— begin INFORMATION SHOWN —

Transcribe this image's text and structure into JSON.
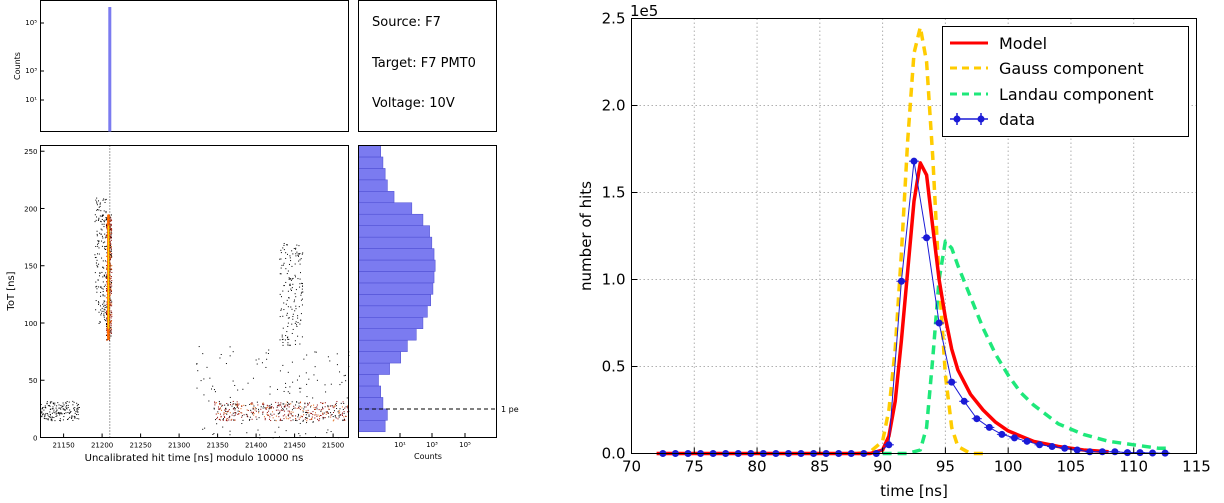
{
  "chart_data": [
    {
      "type": "bar",
      "panel": "top histogram",
      "ylabel": "Counts",
      "yscale": "log",
      "ytick_labels": [
        "10¹",
        "10³",
        "10⁵"
      ],
      "peak": {
        "x": 21210,
        "value": 100000
      },
      "color": "#7b7bf0"
    },
    {
      "type": "table",
      "panel": "info box",
      "lines": [
        "Source: F7",
        "Target: F7 PMT0",
        "Voltage: 10V"
      ]
    },
    {
      "type": "heatmap",
      "panel": "2D hit map",
      "xlabel": "Uncalibrated hit time [ns] modulo 10000 ns",
      "ylabel": "ToT [ns]",
      "xlim": [
        21120,
        21520
      ],
      "ylim": [
        0,
        255
      ],
      "x_ticks": [
        21150,
        21200,
        21250,
        21300,
        21350,
        21400,
        21450,
        21500
      ],
      "y_ticks": [
        0,
        50,
        100,
        150,
        200,
        250
      ],
      "clusters": [
        {
          "x_range": [
            21205,
            21212
          ],
          "y_range": [
            85,
            195
          ],
          "peak": true
        },
        {
          "x_range": [
            21190,
            21205
          ],
          "y_range": [
            100,
            210
          ],
          "peak": false
        },
        {
          "x_range": [
            21345,
            21520
          ],
          "y_range": [
            15,
            32
          ],
          "peak": true
        },
        {
          "x_range": [
            21430,
            21460
          ],
          "y_range": [
            80,
            170
          ],
          "peak": false
        },
        {
          "x_range": [
            21120,
            21170
          ],
          "y_range": [
            15,
            32
          ],
          "peak": false
        },
        {
          "x_range": [
            21320,
            21520
          ],
          "y_range": [
            0,
            80
          ],
          "peak": false
        }
      ]
    },
    {
      "type": "bar",
      "panel": "side histogram",
      "orientation": "horizontal",
      "xlabel": "Counts",
      "xscale": "log",
      "xtick_labels": [
        "10¹",
        "10³",
        "10⁵"
      ],
      "annotation": {
        "text": "1 pe",
        "y": 25
      },
      "tot_bins": [
        10,
        20,
        30,
        40,
        50,
        60,
        70,
        80,
        90,
        100,
        110,
        120,
        130,
        140,
        150,
        160,
        170,
        180,
        190,
        200,
        210,
        220,
        230,
        240,
        250
      ],
      "log_counts": [
        0.8,
        0.9,
        0.7,
        0.6,
        0.5,
        1.0,
        1.5,
        1.8,
        2.2,
        2.5,
        2.7,
        2.85,
        2.95,
        3.0,
        3.05,
        3.0,
        2.9,
        2.8,
        2.5,
        2.0,
        1.2,
        0.9,
        0.8,
        0.7,
        0.6
      ],
      "color": "#7b7bf0"
    },
    {
      "type": "line",
      "panel": "fit",
      "xlabel": "time [ns]",
      "ylabel": "number of hits",
      "y_scale_label": "1e5",
      "xlim": [
        70,
        115
      ],
      "ylim": [
        0,
        2.5
      ],
      "x_ticks": [
        70,
        75,
        80,
        85,
        90,
        95,
        100,
        105,
        110,
        115
      ],
      "y_ticks": [
        0.0,
        0.5,
        1.0,
        1.5,
        2.0,
        2.5
      ],
      "grid": true,
      "legend_position": "top-right",
      "series": [
        {
          "name": "Model",
          "style": "solid",
          "color": "#ff0000",
          "x": [
            72,
            89,
            90,
            90.5,
            91,
            91.5,
            92,
            92.5,
            93,
            93.5,
            94,
            94.5,
            95,
            95.5,
            96,
            97,
            98,
            99,
            100,
            101,
            102,
            104,
            106,
            108
          ],
          "y": [
            0,
            0,
            0.02,
            0.1,
            0.3,
            0.65,
            1.05,
            1.45,
            1.67,
            1.6,
            1.3,
            1.0,
            0.78,
            0.6,
            0.48,
            0.34,
            0.25,
            0.18,
            0.13,
            0.1,
            0.07,
            0.04,
            0.02,
            0.01
          ]
        },
        {
          "name": "Gauss component",
          "style": "dashed",
          "color": "#ffcc00",
          "x": [
            88,
            89,
            90,
            90.5,
            91,
            91.5,
            92,
            92.5,
            93,
            93.5,
            94,
            94.5,
            95,
            95.5,
            96,
            97,
            98
          ],
          "y": [
            0,
            0.01,
            0.07,
            0.25,
            0.6,
            1.15,
            1.8,
            2.3,
            2.45,
            2.25,
            1.7,
            1.0,
            0.45,
            0.15,
            0.04,
            0,
            0
          ],
          "peak_value": 2.45
        },
        {
          "name": "Landau component",
          "style": "dashed",
          "color": "#1ee87a",
          "x": [
            90,
            92,
            93,
            93.5,
            94,
            94.5,
            95,
            95.5,
            96,
            97,
            98,
            99,
            100,
            101,
            102,
            104,
            106,
            108,
            110,
            112,
            113
          ],
          "y": [
            0,
            0,
            0.02,
            0.15,
            0.55,
            1.0,
            1.22,
            1.18,
            1.08,
            0.9,
            0.72,
            0.57,
            0.45,
            0.35,
            0.28,
            0.17,
            0.11,
            0.07,
            0.05,
            0.03,
            0.03
          ]
        },
        {
          "name": "data",
          "style": "points",
          "color": "#1a1ad6",
          "x": [
            72.5,
            73.5,
            74.5,
            75.5,
            76.5,
            77.5,
            78.5,
            79.5,
            80.5,
            81.5,
            82.5,
            83.5,
            84.5,
            85.5,
            86.5,
            87.5,
            88.5,
            89.5,
            90.5,
            91.5,
            92.5,
            93.5,
            94.5,
            95.5,
            96.5,
            97.5,
            98.5,
            99.5,
            100.5,
            101.5,
            102.5,
            103.5,
            104.5,
            105.5,
            106.5,
            107.5,
            108.5,
            109.5,
            110.5,
            111.5,
            112.5
          ],
          "y": [
            0,
            0,
            0,
            0,
            0,
            0,
            0,
            0,
            0,
            0,
            0,
            0,
            0,
            0,
            0,
            0,
            0,
            0,
            0.05,
            0.99,
            1.68,
            1.24,
            0.75,
            0.41,
            0.3,
            0.2,
            0.15,
            0.11,
            0.09,
            0.07,
            0.05,
            0.04,
            0.03,
            0.02,
            0.01,
            0.01,
            0.01,
            0.005,
            0.005,
            0.003,
            0.002
          ]
        }
      ]
    }
  ]
}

— end INFORMATION SHOWN —

--- THE TASK ---
Whichever lines contain the string "type", select and copy them.

--- REPLY ---
      "type": "bar",
      "type": "table",
      "type": "heatmap",
      "type": "bar",
      "type": "line",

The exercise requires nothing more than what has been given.